[Extracted records]
※

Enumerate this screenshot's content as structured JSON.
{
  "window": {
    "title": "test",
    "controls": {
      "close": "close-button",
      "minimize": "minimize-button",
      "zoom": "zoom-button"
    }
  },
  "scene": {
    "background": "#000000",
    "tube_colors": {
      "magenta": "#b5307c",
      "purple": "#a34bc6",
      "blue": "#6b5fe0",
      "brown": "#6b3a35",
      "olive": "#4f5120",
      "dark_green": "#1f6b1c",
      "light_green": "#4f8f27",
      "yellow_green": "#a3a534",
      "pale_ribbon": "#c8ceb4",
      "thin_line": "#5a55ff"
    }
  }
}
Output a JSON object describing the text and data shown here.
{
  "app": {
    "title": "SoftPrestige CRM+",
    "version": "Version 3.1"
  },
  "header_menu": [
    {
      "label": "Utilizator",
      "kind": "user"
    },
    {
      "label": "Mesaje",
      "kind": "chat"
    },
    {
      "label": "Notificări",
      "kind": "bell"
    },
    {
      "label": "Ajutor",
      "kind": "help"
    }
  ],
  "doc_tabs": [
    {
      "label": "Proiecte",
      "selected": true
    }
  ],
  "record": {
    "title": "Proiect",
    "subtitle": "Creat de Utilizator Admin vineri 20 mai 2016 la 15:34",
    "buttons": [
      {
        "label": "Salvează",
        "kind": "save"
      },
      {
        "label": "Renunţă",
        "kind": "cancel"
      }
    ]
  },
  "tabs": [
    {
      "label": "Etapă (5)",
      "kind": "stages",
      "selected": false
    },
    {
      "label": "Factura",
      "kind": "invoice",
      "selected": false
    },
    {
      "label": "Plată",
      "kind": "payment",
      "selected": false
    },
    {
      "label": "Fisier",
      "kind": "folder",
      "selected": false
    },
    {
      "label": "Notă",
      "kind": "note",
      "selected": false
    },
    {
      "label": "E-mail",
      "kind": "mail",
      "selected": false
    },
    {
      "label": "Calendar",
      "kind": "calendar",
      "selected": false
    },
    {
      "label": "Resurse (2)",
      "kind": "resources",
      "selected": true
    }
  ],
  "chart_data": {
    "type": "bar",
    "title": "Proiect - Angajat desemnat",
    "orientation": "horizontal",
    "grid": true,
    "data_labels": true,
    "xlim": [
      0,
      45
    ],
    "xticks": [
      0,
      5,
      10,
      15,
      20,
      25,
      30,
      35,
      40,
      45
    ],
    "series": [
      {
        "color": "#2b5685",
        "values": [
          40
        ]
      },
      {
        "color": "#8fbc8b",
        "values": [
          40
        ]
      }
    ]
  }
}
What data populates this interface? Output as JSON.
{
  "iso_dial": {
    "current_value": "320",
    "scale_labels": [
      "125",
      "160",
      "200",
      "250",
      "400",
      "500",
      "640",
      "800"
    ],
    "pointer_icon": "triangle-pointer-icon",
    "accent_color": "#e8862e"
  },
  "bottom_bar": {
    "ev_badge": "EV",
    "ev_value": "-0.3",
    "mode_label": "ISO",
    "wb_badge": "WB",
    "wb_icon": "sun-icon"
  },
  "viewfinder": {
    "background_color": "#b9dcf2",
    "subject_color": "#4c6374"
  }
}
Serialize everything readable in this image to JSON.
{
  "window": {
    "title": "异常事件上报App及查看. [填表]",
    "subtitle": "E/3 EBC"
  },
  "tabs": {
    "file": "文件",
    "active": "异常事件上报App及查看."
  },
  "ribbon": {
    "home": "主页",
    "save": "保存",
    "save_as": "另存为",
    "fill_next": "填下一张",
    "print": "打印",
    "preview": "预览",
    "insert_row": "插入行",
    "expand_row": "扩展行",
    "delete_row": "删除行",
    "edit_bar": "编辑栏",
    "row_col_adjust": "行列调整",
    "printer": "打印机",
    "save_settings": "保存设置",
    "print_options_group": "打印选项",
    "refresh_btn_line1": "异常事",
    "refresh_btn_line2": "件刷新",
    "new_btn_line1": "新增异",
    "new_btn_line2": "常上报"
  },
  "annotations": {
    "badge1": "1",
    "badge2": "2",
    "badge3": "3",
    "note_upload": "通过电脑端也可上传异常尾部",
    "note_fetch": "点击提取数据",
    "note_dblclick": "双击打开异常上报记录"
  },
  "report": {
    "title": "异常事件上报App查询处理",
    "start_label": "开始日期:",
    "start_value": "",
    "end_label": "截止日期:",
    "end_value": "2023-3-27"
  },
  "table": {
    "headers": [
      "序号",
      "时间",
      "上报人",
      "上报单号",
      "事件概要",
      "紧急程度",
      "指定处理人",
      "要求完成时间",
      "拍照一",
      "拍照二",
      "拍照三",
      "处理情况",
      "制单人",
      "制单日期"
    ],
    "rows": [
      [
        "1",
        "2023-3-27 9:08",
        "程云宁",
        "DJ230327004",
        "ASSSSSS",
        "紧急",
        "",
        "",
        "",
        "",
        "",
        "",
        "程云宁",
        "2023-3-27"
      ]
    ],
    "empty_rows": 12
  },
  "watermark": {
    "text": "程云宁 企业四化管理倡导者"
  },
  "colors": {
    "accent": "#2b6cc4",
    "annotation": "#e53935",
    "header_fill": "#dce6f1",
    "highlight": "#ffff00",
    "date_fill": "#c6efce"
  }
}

※

#### To do
Reproduce exactly the line that holds "Serialize everything readable", then every line after it, ending with the final line of the records above.

#### The reply
Serialize everything readable in this image to JSON.
{
  "window": {
    "title": "异常事件上报App及查看. [填表]",
    "subtitle": "E/3 EBC"
  },
  "tabs": {
    "file": "文件",
    "active": "异常事件上报App及查看."
  },
  "ribbon": {
    "home": "主页",
    "save": "保存",
    "save_as": "另存为",
    "fill_next": "填下一张",
    "print": "打印",
    "preview": "预览",
    "insert_row": "插入行",
    "expand_row": "扩展行",
    "delete_row": "删除行",
    "edit_bar": "编辑栏",
    "row_col_adjust": "行列调整",
    "printer": "打印机",
    "save_settings": "保存设置",
    "print_options_group": "打印选项",
    "refresh_btn_line1": "异常事",
    "refresh_btn_line2": "件刷新",
    "new_btn_line1": "新增异",
    "new_btn_line2": "常上报"
  },
  "annotations": {
    "badge1": "1",
    "badge2": "2",
    "badge3": "3",
    "note_upload": "通过电脑端也可上传异常尾部",
    "note_fetch": "点击提取数据",
    "note_dblclick": "双击打开异常上报记录"
  },
  "report": {
    "title": "异常事件上报App查询处理",
    "start_label": "开始日期:",
    "start_value": "",
    "end_label": "截止日期:",
    "end_value": "2023-3-27"
  },
  "table": {
    "headers": [
      "序号",
      "时间",
      "上报人",
      "上报单号",
      "事件概要",
      "紧急程度",
      "指定处理人",
      "要求完成时间",
      "拍照一",
      "拍照二",
      "拍照三",
      "处理情况",
      "制单人",
      "制单日期"
    ],
    "rows": [
      [
        "1",
        "2023-3-27 9:08",
        "程云宁",
        "DJ230327004",
        "ASSSSSS",
        "紧急",
        "",
        "",
        "",
        "",
        "",
        "",
        "程云宁",
        "2023-3-27"
      ]
    ],
    "empty_rows": 12
  },
  "watermark": {
    "text": "程云宁 企业四化管理倡导者"
  },
  "colors": {
    "accent": "#2b6cc4",
    "annotation": "#e53935",
    "header_fill": "#dce6f1",
    "highlight": "#ffff00",
    "date_fill": "#c6efce"
  }
}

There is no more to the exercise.